Extracted records>

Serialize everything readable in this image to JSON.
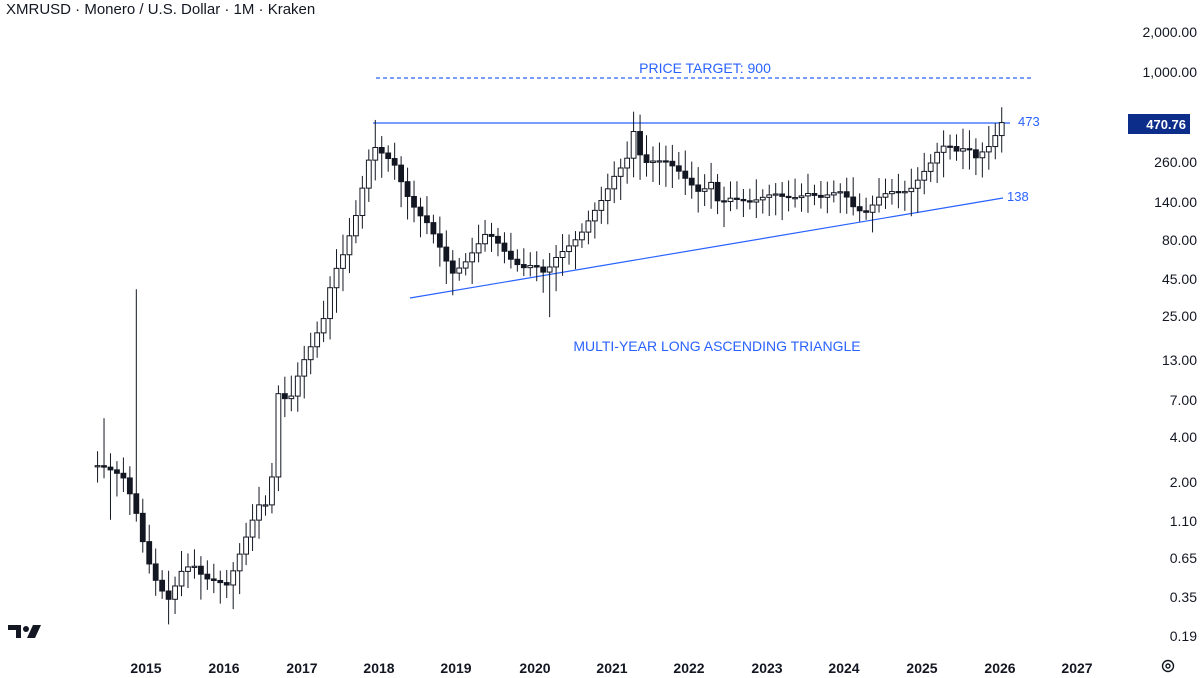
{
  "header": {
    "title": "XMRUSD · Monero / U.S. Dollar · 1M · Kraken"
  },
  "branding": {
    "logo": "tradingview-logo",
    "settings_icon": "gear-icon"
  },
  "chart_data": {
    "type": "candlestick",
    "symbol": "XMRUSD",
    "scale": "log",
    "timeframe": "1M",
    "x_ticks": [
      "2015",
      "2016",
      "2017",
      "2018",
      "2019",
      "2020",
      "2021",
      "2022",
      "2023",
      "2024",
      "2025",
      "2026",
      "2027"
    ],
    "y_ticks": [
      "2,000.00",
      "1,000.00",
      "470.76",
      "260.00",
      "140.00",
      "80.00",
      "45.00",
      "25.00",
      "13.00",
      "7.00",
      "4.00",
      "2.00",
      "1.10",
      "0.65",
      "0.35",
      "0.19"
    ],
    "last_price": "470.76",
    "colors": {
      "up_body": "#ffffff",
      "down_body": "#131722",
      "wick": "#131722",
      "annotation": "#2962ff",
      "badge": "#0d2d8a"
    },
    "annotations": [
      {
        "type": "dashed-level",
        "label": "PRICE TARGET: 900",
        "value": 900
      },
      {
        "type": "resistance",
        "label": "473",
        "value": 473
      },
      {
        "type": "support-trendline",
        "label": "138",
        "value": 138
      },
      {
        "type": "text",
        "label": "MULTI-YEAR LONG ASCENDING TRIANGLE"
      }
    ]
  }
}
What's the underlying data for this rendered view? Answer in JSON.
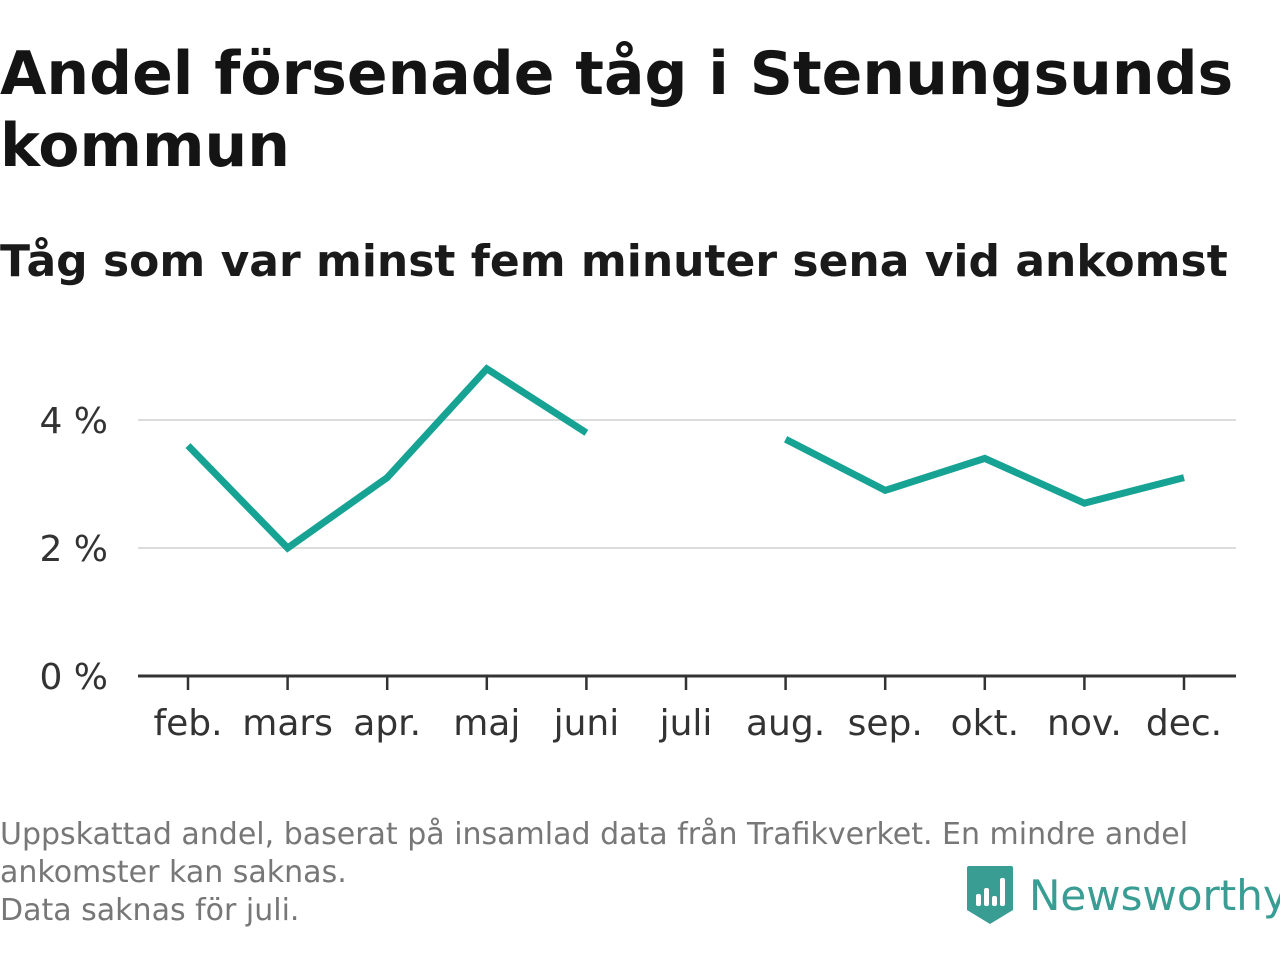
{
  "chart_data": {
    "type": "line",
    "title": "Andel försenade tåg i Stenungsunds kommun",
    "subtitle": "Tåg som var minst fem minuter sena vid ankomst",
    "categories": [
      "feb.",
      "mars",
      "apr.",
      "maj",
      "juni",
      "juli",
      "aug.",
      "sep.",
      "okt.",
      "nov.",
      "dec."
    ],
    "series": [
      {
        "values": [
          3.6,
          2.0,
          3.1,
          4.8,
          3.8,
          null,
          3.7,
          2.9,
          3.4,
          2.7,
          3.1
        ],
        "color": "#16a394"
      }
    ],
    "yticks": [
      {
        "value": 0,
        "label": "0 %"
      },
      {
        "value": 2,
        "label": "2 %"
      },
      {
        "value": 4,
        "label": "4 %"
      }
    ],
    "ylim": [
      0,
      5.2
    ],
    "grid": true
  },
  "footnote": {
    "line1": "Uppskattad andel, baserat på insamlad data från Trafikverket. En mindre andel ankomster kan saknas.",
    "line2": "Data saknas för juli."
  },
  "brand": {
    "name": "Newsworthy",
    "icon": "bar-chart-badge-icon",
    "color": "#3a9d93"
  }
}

Given instruction>
Quote exactly the lines from the one that contains "What's the underlying" through the end of the listing above, both ends included, leaving out the pictures.

Finished task>
What's the underlying data for this rendered view? Answer in JSON.
{
  "chart_data": {
    "type": "line",
    "title": "Andel försenade tåg i Stenungsunds kommun",
    "subtitle": "Tåg som var minst fem minuter sena vid ankomst",
    "categories": [
      "feb.",
      "mars",
      "apr.",
      "maj",
      "juni",
      "juli",
      "aug.",
      "sep.",
      "okt.",
      "nov.",
      "dec."
    ],
    "series": [
      {
        "values": [
          3.6,
          2.0,
          3.1,
          4.8,
          3.8,
          null,
          3.7,
          2.9,
          3.4,
          2.7,
          3.1
        ],
        "color": "#16a394"
      }
    ],
    "yticks": [
      {
        "value": 0,
        "label": "0 %"
      },
      {
        "value": 2,
        "label": "2 %"
      },
      {
        "value": 4,
        "label": "4 %"
      }
    ],
    "ylim": [
      0,
      5.2
    ],
    "grid": true
  },
  "footnote": {
    "line1": "Uppskattad andel, baserat på insamlad data från Trafikverket. En mindre andel ankomster kan saknas.",
    "line2": "Data saknas för juli."
  },
  "brand": {
    "name": "Newsworthy",
    "icon": "bar-chart-badge-icon",
    "color": "#3a9d93"
  }
}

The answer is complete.